*** Opening Exercise input ***

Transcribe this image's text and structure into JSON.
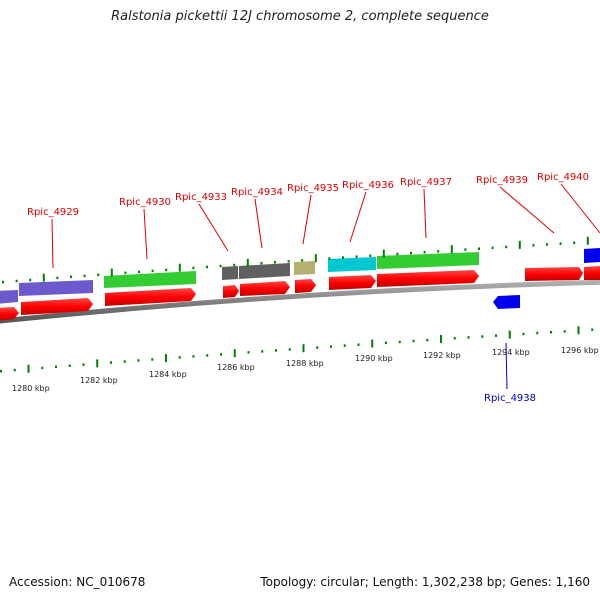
{
  "title": "Ralstonia pickettii 12J chromosome 2, complete sequence",
  "footer": {
    "accession": "Accession: NC_010678",
    "summary": "Topology: circular; Length: 1,302,238 bp; Genes: 1,160"
  },
  "colors": {
    "backbone": "#808080",
    "cds": "#ff0000",
    "tick": "#008000",
    "label_forward": "#e00000",
    "label_reverse": "#0000cc",
    "cog_purple": "#6a5acd",
    "cog_green": "#33cc33",
    "cog_gray": "#606060",
    "cog_khaki": "#b5b070",
    "cog_cyan": "#00c8d0",
    "cog_blue": "#0000ee"
  },
  "scale": {
    "unit": "kbp",
    "labels": [
      "1280 kbp",
      "1282 kbp",
      "1284 kbp",
      "1286 kbp",
      "1288 kbp",
      "1290 kbp",
      "1292 kbp",
      "1294 kbp",
      "1296 kbp"
    ]
  },
  "genes": [
    {
      "label": "Rpic_4929",
      "strand": "forward"
    },
    {
      "label": "Rpic_4930",
      "strand": "forward"
    },
    {
      "label": "Rpic_4933",
      "strand": "forward"
    },
    {
      "label": "Rpic_4934",
      "strand": "forward"
    },
    {
      "label": "Rpic_4935",
      "strand": "forward"
    },
    {
      "label": "Rpic_4936",
      "strand": "forward"
    },
    {
      "label": "Rpic_4937",
      "strand": "forward"
    },
    {
      "label": "Rpic_4938",
      "strand": "reverse"
    },
    {
      "label": "Rpic_4939",
      "strand": "forward"
    },
    {
      "label": "Rpic_4940",
      "strand": "forward"
    }
  ]
}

*** Closing Exercise input ***

--- Problem to work on ---
Exactly as written above, print every record, and keep the pictures out.

--- Exercise result ---
Transcribe this image's text and structure into JSON.
{
  "title": "Ralstonia pickettii 12J chromosome 2, complete sequence",
  "footer": {
    "accession": "Accession: NC_010678",
    "summary": "Topology: circular; Length: 1,302,238 bp; Genes: 1,160"
  },
  "colors": {
    "backbone": "#808080",
    "cds": "#ff0000",
    "tick": "#008000",
    "label_forward": "#e00000",
    "label_reverse": "#0000cc",
    "cog_purple": "#6a5acd",
    "cog_green": "#33cc33",
    "cog_gray": "#606060",
    "cog_khaki": "#b5b070",
    "cog_cyan": "#00c8d0",
    "cog_blue": "#0000ee"
  },
  "scale": {
    "unit": "kbp",
    "labels": [
      "1280 kbp",
      "1282 kbp",
      "1284 kbp",
      "1286 kbp",
      "1288 kbp",
      "1290 kbp",
      "1292 kbp",
      "1294 kbp",
      "1296 kbp"
    ]
  },
  "genes": [
    {
      "label": "Rpic_4929",
      "strand": "forward"
    },
    {
      "label": "Rpic_4930",
      "strand": "forward"
    },
    {
      "label": "Rpic_4933",
      "strand": "forward"
    },
    {
      "label": "Rpic_4934",
      "strand": "forward"
    },
    {
      "label": "Rpic_4935",
      "strand": "forward"
    },
    {
      "label": "Rpic_4936",
      "strand": "forward"
    },
    {
      "label": "Rpic_4937",
      "strand": "forward"
    },
    {
      "label": "Rpic_4938",
      "strand": "reverse"
    },
    {
      "label": "Rpic_4939",
      "strand": "forward"
    },
    {
      "label": "Rpic_4940",
      "strand": "forward"
    }
  ]
}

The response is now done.